## What to produce
Work out how many lines in the data hold the word "lira", and reply with that number only.

Dataset items
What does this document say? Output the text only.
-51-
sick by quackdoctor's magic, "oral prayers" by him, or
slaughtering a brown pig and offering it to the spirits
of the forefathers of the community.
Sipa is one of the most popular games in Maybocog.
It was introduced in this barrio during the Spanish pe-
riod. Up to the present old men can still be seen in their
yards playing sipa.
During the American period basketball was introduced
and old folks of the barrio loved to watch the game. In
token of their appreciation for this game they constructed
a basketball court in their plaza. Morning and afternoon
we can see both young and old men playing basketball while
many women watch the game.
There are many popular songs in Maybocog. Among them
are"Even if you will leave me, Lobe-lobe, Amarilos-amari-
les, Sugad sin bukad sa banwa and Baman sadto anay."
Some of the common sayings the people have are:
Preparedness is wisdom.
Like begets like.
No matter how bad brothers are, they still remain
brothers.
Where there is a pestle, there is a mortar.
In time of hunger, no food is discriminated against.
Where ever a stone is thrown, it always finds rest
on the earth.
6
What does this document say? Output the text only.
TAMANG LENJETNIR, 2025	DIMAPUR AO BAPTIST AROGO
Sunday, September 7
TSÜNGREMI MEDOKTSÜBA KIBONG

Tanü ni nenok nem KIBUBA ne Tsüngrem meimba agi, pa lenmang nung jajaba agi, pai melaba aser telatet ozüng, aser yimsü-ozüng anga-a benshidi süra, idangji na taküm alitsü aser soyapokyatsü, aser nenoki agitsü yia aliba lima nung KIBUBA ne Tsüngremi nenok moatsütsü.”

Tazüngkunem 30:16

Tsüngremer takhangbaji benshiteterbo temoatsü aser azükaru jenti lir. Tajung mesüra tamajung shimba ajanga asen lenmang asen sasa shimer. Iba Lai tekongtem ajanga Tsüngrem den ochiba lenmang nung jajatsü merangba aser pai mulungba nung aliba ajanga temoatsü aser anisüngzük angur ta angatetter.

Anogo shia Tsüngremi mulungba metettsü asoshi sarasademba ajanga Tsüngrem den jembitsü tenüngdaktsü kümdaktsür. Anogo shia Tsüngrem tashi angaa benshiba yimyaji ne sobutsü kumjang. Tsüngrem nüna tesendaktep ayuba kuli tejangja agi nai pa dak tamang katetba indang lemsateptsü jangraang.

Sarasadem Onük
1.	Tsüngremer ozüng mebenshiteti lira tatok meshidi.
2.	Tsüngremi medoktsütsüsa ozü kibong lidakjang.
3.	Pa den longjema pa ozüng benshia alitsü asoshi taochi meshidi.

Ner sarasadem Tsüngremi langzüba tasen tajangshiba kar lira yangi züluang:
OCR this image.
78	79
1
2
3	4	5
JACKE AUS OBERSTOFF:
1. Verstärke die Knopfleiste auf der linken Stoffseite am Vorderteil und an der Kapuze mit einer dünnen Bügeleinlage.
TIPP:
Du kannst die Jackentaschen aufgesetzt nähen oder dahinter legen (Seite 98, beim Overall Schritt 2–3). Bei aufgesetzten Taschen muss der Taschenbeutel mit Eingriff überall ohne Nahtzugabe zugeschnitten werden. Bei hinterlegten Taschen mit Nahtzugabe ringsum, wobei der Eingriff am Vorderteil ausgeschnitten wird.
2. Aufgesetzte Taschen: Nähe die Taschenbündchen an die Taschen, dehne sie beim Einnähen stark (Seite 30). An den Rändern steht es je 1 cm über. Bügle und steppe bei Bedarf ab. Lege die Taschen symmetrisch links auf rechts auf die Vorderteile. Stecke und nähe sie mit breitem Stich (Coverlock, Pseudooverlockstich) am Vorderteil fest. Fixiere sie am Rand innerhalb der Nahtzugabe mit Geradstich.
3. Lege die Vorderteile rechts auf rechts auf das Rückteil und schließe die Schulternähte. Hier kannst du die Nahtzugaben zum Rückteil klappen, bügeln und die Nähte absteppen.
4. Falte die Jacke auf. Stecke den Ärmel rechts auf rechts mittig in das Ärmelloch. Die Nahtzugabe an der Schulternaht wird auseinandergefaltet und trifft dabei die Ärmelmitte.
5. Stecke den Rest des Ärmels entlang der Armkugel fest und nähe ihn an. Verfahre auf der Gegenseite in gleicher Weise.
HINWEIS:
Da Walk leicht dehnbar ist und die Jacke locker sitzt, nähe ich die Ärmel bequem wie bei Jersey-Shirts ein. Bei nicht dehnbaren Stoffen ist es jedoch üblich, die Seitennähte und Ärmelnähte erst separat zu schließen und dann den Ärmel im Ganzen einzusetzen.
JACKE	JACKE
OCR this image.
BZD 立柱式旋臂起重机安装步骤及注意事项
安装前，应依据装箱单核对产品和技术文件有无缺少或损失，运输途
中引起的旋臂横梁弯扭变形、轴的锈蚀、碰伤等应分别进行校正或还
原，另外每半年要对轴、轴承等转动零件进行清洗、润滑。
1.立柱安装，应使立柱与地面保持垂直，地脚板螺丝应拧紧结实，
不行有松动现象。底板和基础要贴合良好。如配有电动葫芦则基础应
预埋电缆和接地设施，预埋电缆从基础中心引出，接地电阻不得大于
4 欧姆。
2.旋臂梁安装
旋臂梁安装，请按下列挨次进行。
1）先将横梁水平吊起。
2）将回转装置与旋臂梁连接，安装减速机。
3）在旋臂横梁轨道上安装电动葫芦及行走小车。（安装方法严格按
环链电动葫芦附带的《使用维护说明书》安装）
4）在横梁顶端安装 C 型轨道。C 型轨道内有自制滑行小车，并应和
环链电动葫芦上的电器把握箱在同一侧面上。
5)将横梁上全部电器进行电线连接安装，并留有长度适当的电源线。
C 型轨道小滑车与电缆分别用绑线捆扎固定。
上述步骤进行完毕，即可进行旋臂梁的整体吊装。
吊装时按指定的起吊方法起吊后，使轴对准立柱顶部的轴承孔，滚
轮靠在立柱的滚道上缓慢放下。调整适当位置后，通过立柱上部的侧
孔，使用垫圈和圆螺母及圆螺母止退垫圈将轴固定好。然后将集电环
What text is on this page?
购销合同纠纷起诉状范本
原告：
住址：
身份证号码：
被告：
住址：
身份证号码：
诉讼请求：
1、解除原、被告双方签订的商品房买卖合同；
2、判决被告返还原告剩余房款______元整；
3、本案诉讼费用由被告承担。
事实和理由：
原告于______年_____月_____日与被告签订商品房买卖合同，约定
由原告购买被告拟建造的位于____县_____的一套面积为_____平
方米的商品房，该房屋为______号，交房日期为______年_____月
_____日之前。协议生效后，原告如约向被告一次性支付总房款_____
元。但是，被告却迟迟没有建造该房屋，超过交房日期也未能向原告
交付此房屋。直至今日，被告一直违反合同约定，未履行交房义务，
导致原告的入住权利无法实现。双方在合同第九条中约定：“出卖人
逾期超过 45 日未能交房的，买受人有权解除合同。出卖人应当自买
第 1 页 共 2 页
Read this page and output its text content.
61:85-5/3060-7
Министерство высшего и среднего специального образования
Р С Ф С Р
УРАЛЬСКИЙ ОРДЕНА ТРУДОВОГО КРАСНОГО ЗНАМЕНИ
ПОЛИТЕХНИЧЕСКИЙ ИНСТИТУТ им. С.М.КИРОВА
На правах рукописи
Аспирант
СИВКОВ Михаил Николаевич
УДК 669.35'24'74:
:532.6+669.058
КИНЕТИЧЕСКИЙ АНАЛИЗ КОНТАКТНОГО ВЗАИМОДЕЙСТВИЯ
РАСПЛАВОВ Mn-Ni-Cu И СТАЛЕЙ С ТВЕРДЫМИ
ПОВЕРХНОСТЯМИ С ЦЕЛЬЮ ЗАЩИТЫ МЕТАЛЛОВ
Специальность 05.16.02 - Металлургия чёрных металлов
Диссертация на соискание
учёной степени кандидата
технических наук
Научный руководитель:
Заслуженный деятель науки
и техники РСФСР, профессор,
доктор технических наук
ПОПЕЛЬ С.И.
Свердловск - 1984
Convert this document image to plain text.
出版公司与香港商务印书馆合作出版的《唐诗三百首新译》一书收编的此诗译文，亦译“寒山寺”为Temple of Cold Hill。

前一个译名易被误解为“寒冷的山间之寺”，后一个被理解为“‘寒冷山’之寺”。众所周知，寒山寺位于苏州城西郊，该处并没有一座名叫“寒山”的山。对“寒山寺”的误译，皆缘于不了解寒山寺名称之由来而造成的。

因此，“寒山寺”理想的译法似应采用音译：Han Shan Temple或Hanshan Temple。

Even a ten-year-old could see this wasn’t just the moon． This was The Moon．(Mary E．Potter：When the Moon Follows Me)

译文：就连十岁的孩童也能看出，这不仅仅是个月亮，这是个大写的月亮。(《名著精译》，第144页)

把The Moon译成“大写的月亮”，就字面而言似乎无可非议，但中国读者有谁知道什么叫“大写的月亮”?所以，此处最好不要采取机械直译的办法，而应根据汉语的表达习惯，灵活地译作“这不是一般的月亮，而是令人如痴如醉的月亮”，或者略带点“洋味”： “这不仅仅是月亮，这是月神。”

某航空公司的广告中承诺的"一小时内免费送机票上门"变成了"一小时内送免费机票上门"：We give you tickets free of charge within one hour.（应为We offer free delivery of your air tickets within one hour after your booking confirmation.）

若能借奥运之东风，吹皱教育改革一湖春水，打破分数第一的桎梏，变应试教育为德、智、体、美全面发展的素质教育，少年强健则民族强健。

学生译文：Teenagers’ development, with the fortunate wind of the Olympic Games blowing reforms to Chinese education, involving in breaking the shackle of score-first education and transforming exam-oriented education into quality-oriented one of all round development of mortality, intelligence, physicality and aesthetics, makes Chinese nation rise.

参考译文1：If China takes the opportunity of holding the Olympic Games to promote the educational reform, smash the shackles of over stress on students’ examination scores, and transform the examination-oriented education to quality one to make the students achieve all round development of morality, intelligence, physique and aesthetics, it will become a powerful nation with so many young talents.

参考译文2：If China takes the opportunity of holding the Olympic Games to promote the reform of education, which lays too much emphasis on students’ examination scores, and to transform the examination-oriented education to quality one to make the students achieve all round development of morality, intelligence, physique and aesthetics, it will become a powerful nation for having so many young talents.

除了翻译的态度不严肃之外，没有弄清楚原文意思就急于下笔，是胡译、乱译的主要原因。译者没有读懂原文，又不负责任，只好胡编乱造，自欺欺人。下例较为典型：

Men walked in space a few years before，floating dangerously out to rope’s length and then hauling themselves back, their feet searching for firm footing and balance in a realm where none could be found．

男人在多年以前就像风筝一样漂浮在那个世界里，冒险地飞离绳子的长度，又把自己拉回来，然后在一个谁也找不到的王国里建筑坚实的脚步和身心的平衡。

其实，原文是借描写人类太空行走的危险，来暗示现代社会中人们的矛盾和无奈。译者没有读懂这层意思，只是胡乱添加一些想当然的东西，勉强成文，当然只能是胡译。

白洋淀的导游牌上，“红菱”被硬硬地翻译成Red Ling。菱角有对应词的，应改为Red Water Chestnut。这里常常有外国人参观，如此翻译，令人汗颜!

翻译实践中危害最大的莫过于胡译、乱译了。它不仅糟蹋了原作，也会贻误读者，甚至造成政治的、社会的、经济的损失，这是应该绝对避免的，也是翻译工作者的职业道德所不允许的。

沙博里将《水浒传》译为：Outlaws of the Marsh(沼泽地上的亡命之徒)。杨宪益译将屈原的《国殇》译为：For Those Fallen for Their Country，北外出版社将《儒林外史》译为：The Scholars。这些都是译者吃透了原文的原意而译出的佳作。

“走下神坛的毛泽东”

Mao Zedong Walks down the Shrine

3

## Result of this task
2